== EXTRACTED MATERIAL ==

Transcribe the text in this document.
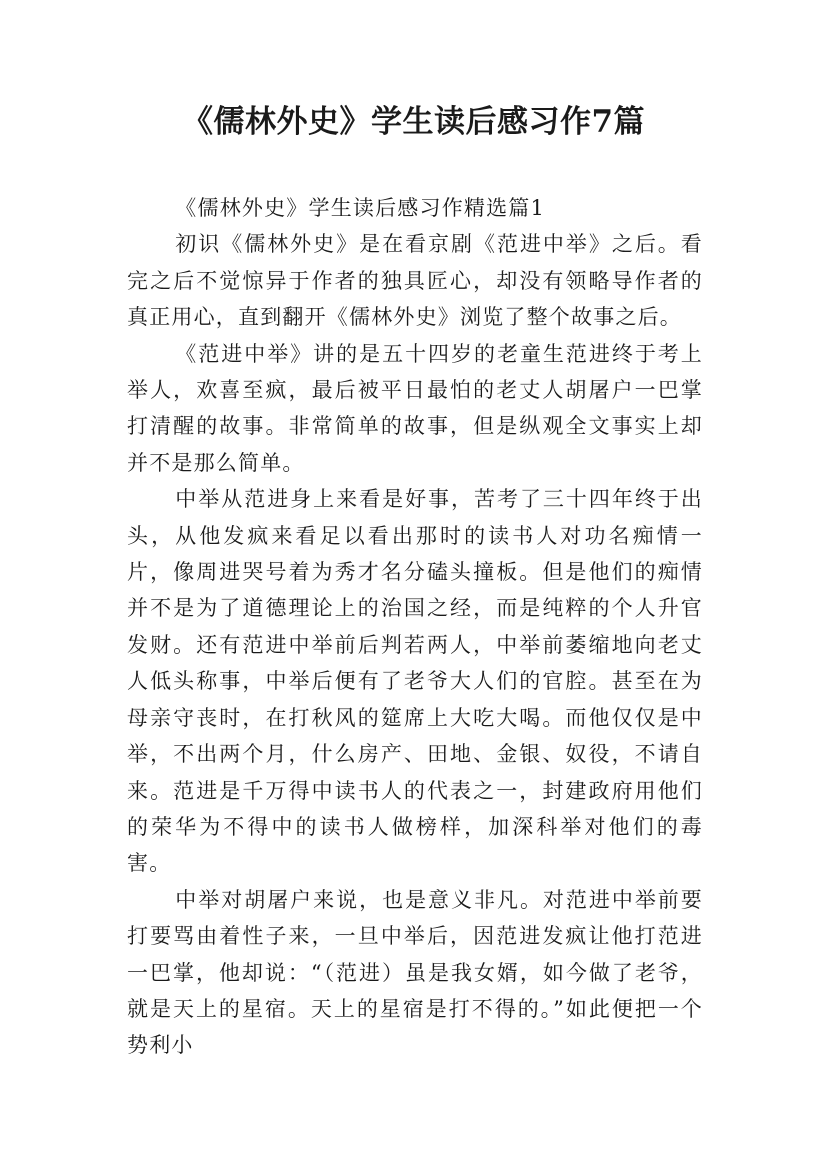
《儒林外史》学生读后感习作7篇

《儒林外史》学生读后感习作精选篇1

初识《儒林外史》是在看京剧《范进中举》之后。看完之后不觉惊异于作者的独具匠心，却没有领略导作者的真正用心，直到翻开《儒林外史》浏览了整个故事之后。

《范进中举》讲的是五十四岁的老童生范进终于考上举人，欢喜至疯，最后被平日最怕的老丈人胡屠户一巴掌打清醒的故事。非常简单的故事，但是纵观全文事实上却并不是那么简单。

中举从范进身上来看是好事，苦考了三十四年终于出头，从他发疯来看足以看出那时的读书人对功名痴情一片，像周进哭号着为秀才名分磕头撞板。但是他们的痴情并不是为了道德理论上的治国之经，而是纯粹的个人升官发财。还有范进中举前后判若两人，中举前萎缩地向老丈人低头称事，中举后便有了老爷大人们的官腔。甚至在为母亲守丧时，在打秋风的筵席上大吃大喝。而他仅仅是中举，不出两个月，什么房产、田地、金银、奴役，不请自来。范进是千万得中读书人的代表之一，封建政府用他们的荣华为不得中的读书人做榜样，加深科举对他们的毒害。

中举对胡屠户来说，也是意义非凡。对范进中举前要打要骂由着性子来，一旦中举后，因范进发疯让他打范进一巴掌，他却说：“（范进）虽是我女婿，如今做了老爷，就是天上的星宿。天上的星宿是打不得的。”如此便把一个势利小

== WHAT IS REQUIRED ==
Find every line in the records that contains the word "儒林外史"; copy those lines.

== ANSWER TO THIS PROBLEM ==
《儒林外史》学生读后感习作7篇
《儒林外史》学生读后感习作精选篇1
初识《儒林外史》是在看京剧《范进中举》之后。看完之后不觉惊异于作者的独具匠心，却没有领略导作者的真正用心，直到翻开《儒林外史》浏览了整个故事之后。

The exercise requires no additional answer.